• **YOUR GOAL**: Without the pictures, print each of the records below exactly as it appears.

• **DATA**:

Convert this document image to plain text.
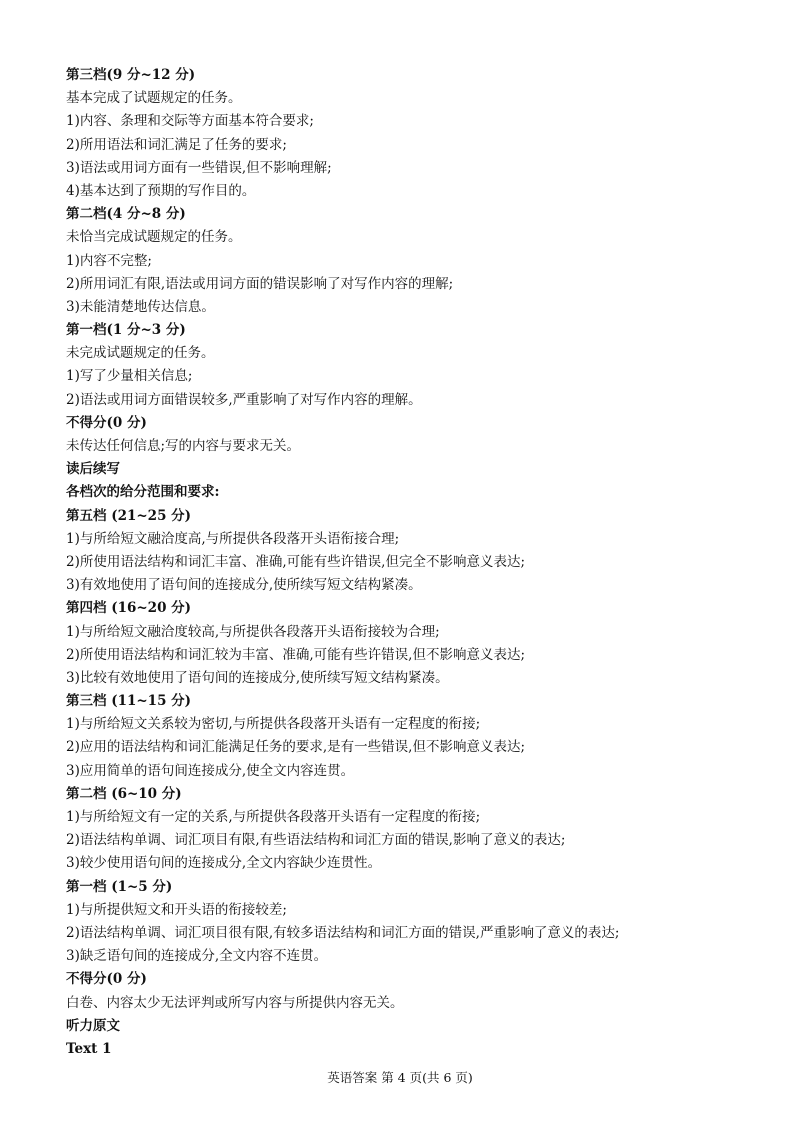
第三档(9 分~12 分)
基本完成了试题规定的任务。
1)内容、条理和交际等方面基本符合要求;
2)所用语法和词汇满足了任务的要求;
3)语法或用词方面有一些错误,但不影响理解;
4)基本达到了预期的写作目的。
第二档(4 分~8 分)
未恰当完成试题规定的任务。
1)内容不完整;
2)所用词汇有限,语法或用词方面的错误影响了对写作内容的理解;
3)未能清楚地传达信息。
第一档(1 分~3 分)
未完成试题规定的任务。
1)写了少量相关信息;
2)语法或用词方面错误较多,严重影响了对写作内容的理解。
不得分(0 分)
未传达任何信息;写的内容与要求无关。
读后续写
各档次的给分范围和要求:
第五档 (21~25 分)
1)与所给短文融洽度高,与所提供各段落开头语衔接合理;
2)所使用语法结构和词汇丰富、准确,可能有些许错误,但完全不影响意义表达;
3)有效地使用了语句间的连接成分,使所续写短文结构紧凑。
第四档 (16~20 分)
1)与所给短文融洽度较高,与所提供各段落开头语衔接较为合理;
2)所使用语法结构和词汇较为丰富、准确,可能有些许错误,但不影响意义表达;
3)比较有效地使用了语句间的连接成分,使所续写短文结构紧凑。
第三档 (11~15 分)
1)与所给短文关系较为密切,与所提供各段落开头语有一定程度的衔接;
2)应用的语法结构和词汇能满足任务的要求,是有一些错误,但不影响意义表达;
3)应用简单的语句间连接成分,使全文内容连贯。
第二档 (6~10 分)
1)与所给短文有一定的关系,与所提供各段落开头语有一定程度的衔接;
2)语法结构单调、词汇项目有限,有些语法结构和词汇方面的错误,影响了意义的表达;
3)较少使用语句间的连接成分,全文内容缺少连贯性。
第一档 (1~5 分)
1)与所提供短文和开头语的衔接较差;
2)语法结构单调、词汇项目很有限,有较多语法结构和词汇方面的错误,严重影响了意义的表达;
3)缺乏语句间的连接成分,全文内容不连贯。
不得分(0 分)
白卷、内容太少无法评判或所写内容与所提供内容无关。
听力原文
Text 1
英语答案 第 4 页(共 6 页)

• **RESPONSE**:
Convert this document image to plain text.
第三档(9 分~12 分)
基本完成了试题规定的任务。
1)内容、条理和交际等方面基本符合要求;
2)所用语法和词汇满足了任务的要求;
3)语法或用词方面有一些错误,但不影响理解;
4)基本达到了预期的写作目的。
第二档(4 分~8 分)
未恰当完成试题规定的任务。
1)内容不完整;
2)所用词汇有限,语法或用词方面的错误影响了对写作内容的理解;
3)未能清楚地传达信息。
第一档(1 分~3 分)
未完成试题规定的任务。
1)写了少量相关信息;
2)语法或用词方面错误较多,严重影响了对写作内容的理解。
不得分(0 分)
未传达任何信息;写的内容与要求无关。
读后续写
各档次的给分范围和要求:
第五档 (21~25 分)
1)与所给短文融洽度高,与所提供各段落开头语衔接合理;
2)所使用语法结构和词汇丰富、准确,可能有些许错误,但完全不影响意义表达;
3)有效地使用了语句间的连接成分,使所续写短文结构紧凑。
第四档 (16~20 分)
1)与所给短文融洽度较高,与所提供各段落开头语衔接较为合理;
2)所使用语法结构和词汇较为丰富、准确,可能有些许错误,但不影响意义表达;
3)比较有效地使用了语句间的连接成分,使所续写短文结构紧凑。
第三档 (11~15 分)
1)与所给短文关系较为密切,与所提供各段落开头语有一定程度的衔接;
2)应用的语法结构和词汇能满足任务的要求,是有一些错误,但不影响意义表达;
3)应用简单的语句间连接成分,使全文内容连贯。
第二档 (6~10 分)
1)与所给短文有一定的关系,与所提供各段落开头语有一定程度的衔接;
2)语法结构单调、词汇项目有限,有些语法结构和词汇方面的错误,影响了意义的表达;
3)较少使用语句间的连接成分,全文内容缺少连贯性。
第一档 (1~5 分)
1)与所提供短文和开头语的衔接较差;
2)语法结构单调、词汇项目很有限,有较多语法结构和词汇方面的错误,严重影响了意义的表达;
3)缺乏语句间的连接成分,全文内容不连贯。
不得分(0 分)
白卷、内容太少无法评判或所写内容与所提供内容无关。
听力原文
Text 1
英语答案 第 4 页(共 6 页)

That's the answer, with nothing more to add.